* **Task instructions**
Print the entries below word for word; the pictures stay out of your copy.

** BEGIN **

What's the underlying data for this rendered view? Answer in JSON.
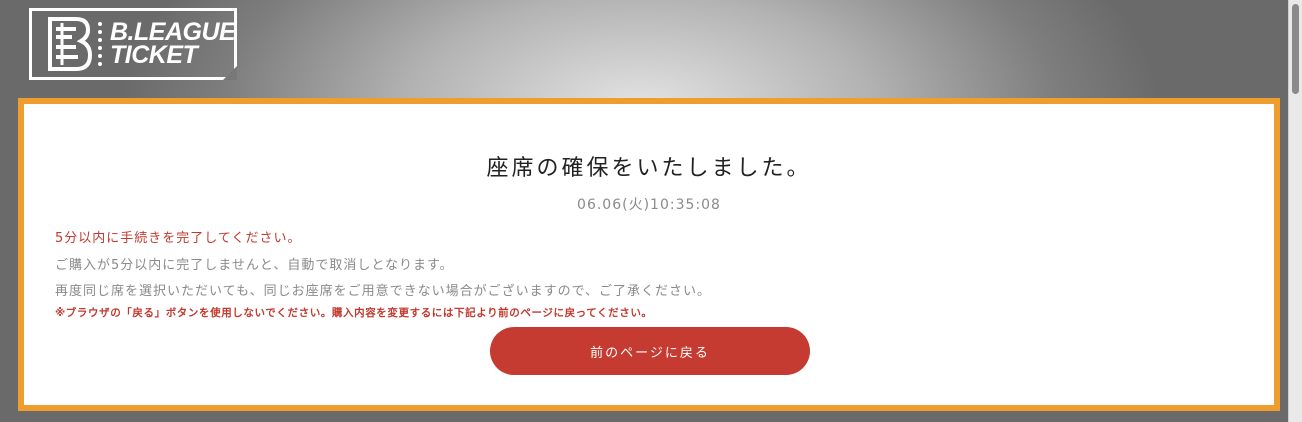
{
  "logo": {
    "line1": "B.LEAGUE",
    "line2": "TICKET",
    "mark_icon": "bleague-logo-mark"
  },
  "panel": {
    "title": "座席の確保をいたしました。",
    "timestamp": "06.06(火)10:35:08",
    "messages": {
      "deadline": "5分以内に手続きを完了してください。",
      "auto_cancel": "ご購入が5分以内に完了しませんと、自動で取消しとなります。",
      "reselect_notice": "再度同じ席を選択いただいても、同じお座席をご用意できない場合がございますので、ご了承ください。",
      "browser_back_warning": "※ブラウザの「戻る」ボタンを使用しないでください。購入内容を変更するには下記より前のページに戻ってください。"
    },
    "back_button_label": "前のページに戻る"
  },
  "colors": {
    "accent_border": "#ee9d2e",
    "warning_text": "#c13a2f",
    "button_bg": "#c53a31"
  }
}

** END **

* **Output for this exercise**
What's the underlying data for this rendered view? Answer in JSON.
{
  "logo": {
    "line1": "B.LEAGUE",
    "line2": "TICKET",
    "mark_icon": "bleague-logo-mark"
  },
  "panel": {
    "title": "座席の確保をいたしました。",
    "timestamp": "06.06(火)10:35:08",
    "messages": {
      "deadline": "5分以内に手続きを完了してください。",
      "auto_cancel": "ご購入が5分以内に完了しませんと、自動で取消しとなります。",
      "reselect_notice": "再度同じ席を選択いただいても、同じお座席をご用意できない場合がございますので、ご了承ください。",
      "browser_back_warning": "※ブラウザの「戻る」ボタンを使用しないでください。購入内容を変更するには下記より前のページに戻ってください。"
    },
    "back_button_label": "前のページに戻る"
  },
  "colors": {
    "accent_border": "#ee9d2e",
    "warning_text": "#c13a2f",
    "button_bg": "#c53a31"
  }
}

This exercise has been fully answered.